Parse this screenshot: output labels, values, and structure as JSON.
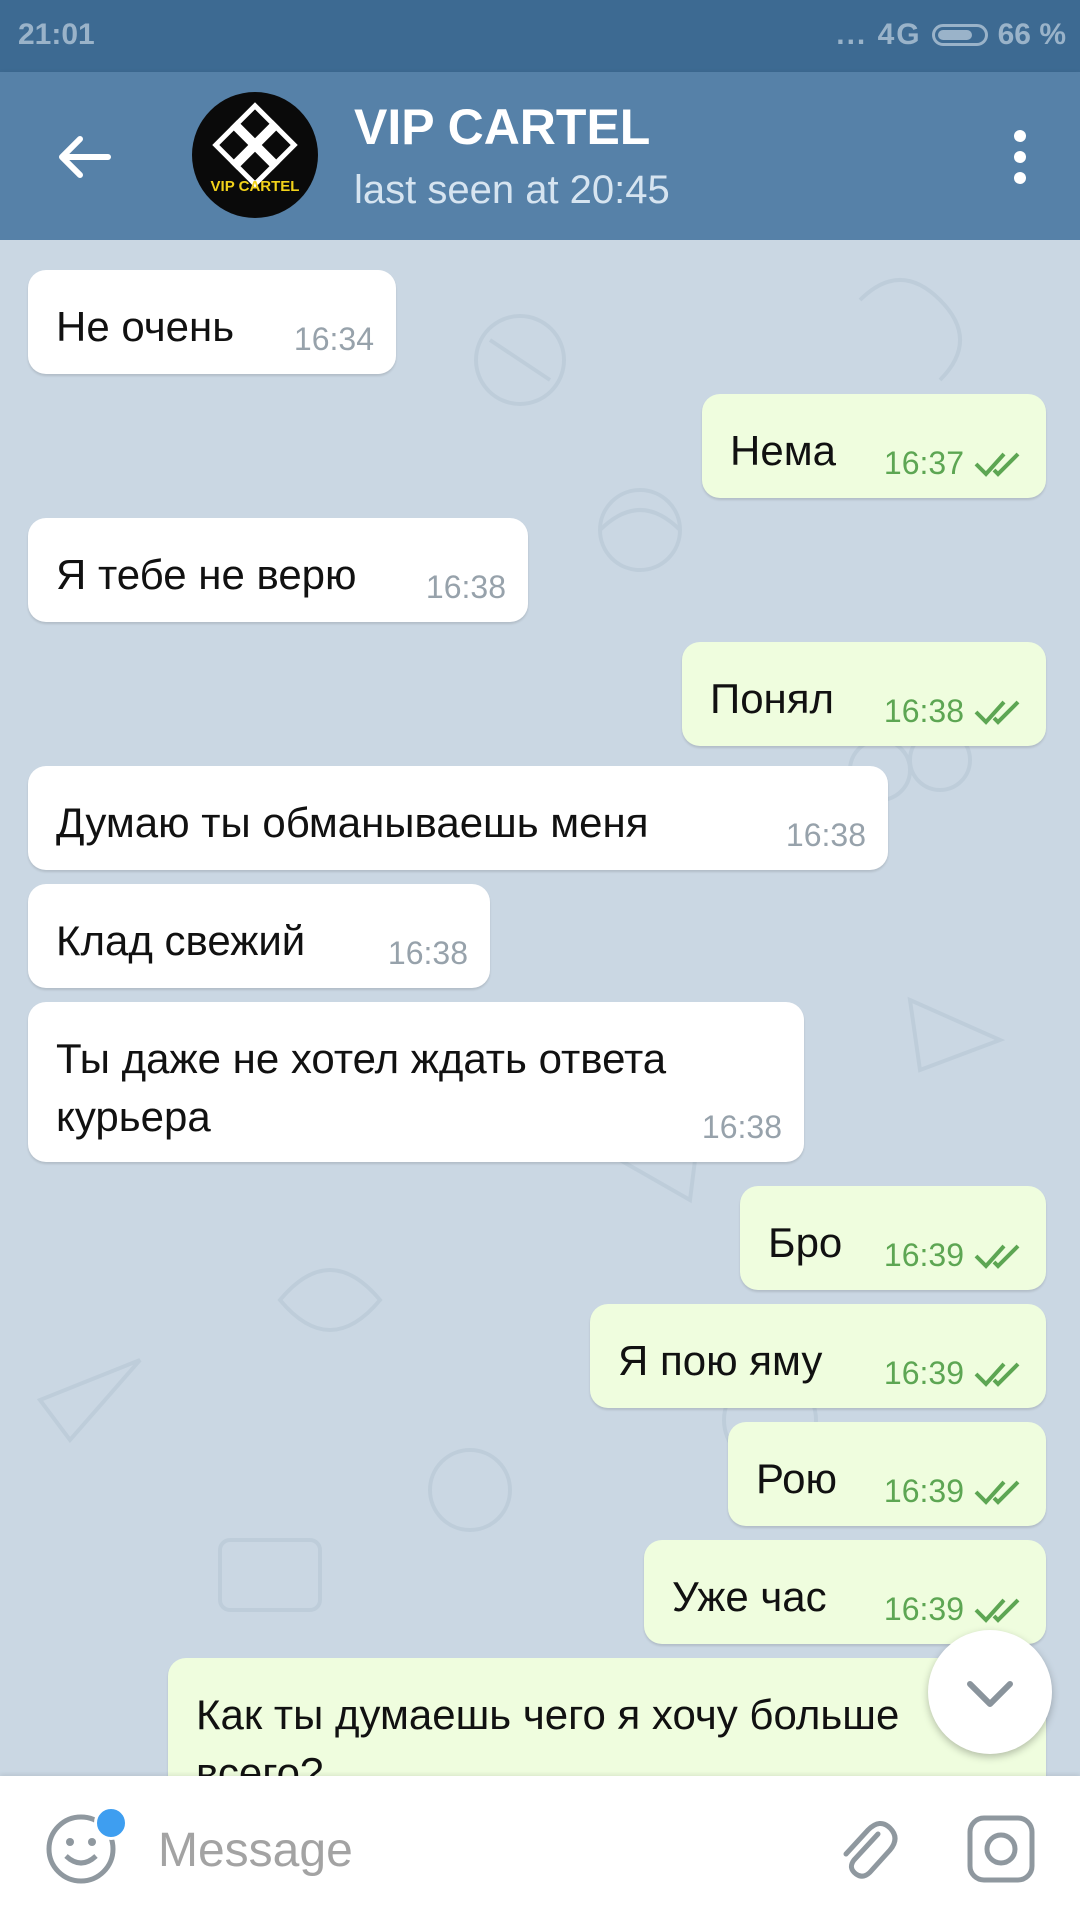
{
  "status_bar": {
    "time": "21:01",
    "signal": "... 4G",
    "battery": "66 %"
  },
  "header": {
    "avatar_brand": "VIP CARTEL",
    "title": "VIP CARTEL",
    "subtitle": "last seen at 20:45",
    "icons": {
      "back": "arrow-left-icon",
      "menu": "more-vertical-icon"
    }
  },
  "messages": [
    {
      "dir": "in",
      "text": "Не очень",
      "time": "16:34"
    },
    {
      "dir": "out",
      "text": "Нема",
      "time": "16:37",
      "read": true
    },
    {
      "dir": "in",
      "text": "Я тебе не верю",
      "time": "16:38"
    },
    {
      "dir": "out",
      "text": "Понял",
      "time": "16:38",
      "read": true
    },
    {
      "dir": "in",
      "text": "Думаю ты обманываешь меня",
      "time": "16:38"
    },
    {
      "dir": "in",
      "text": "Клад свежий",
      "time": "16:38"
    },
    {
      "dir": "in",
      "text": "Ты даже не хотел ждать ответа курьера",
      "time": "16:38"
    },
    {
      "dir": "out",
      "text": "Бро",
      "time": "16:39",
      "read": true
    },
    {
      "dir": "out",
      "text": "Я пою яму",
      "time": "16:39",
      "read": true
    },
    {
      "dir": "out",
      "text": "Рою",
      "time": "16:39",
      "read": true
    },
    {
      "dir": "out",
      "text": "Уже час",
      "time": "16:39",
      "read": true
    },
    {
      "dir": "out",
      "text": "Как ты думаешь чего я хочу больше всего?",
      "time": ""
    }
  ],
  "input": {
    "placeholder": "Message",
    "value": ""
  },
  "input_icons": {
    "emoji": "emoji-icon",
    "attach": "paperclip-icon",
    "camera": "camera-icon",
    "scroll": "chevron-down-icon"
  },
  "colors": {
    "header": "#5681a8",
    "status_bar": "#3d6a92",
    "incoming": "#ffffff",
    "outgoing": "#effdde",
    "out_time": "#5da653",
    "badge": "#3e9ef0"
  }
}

----------

Brief :: Retype the entries word for word. Omit any images.

Written response ::
Parse this screenshot: output labels, values, and structure as JSON.
{
  "status_bar": {
    "time": "21:01",
    "signal": "... 4G",
    "battery": "66 %"
  },
  "header": {
    "avatar_brand": "VIP CARTEL",
    "title": "VIP CARTEL",
    "subtitle": "last seen at 20:45",
    "icons": {
      "back": "arrow-left-icon",
      "menu": "more-vertical-icon"
    }
  },
  "messages": [
    {
      "dir": "in",
      "text": "Не очень",
      "time": "16:34"
    },
    {
      "dir": "out",
      "text": "Нема",
      "time": "16:37",
      "read": true
    },
    {
      "dir": "in",
      "text": "Я тебе не верю",
      "time": "16:38"
    },
    {
      "dir": "out",
      "text": "Понял",
      "time": "16:38",
      "read": true
    },
    {
      "dir": "in",
      "text": "Думаю ты обманываешь меня",
      "time": "16:38"
    },
    {
      "dir": "in",
      "text": "Клад свежий",
      "time": "16:38"
    },
    {
      "dir": "in",
      "text": "Ты даже не хотел ждать ответа курьера",
      "time": "16:38"
    },
    {
      "dir": "out",
      "text": "Бро",
      "time": "16:39",
      "read": true
    },
    {
      "dir": "out",
      "text": "Я пою яму",
      "time": "16:39",
      "read": true
    },
    {
      "dir": "out",
      "text": "Рою",
      "time": "16:39",
      "read": true
    },
    {
      "dir": "out",
      "text": "Уже час",
      "time": "16:39",
      "read": true
    },
    {
      "dir": "out",
      "text": "Как ты думаешь чего я хочу больше всего?",
      "time": ""
    }
  ],
  "input": {
    "placeholder": "Message",
    "value": ""
  },
  "input_icons": {
    "emoji": "emoji-icon",
    "attach": "paperclip-icon",
    "camera": "camera-icon",
    "scroll": "chevron-down-icon"
  },
  "colors": {
    "header": "#5681a8",
    "status_bar": "#3d6a92",
    "incoming": "#ffffff",
    "outgoing": "#effdde",
    "out_time": "#5da653",
    "badge": "#3e9ef0"
  }
}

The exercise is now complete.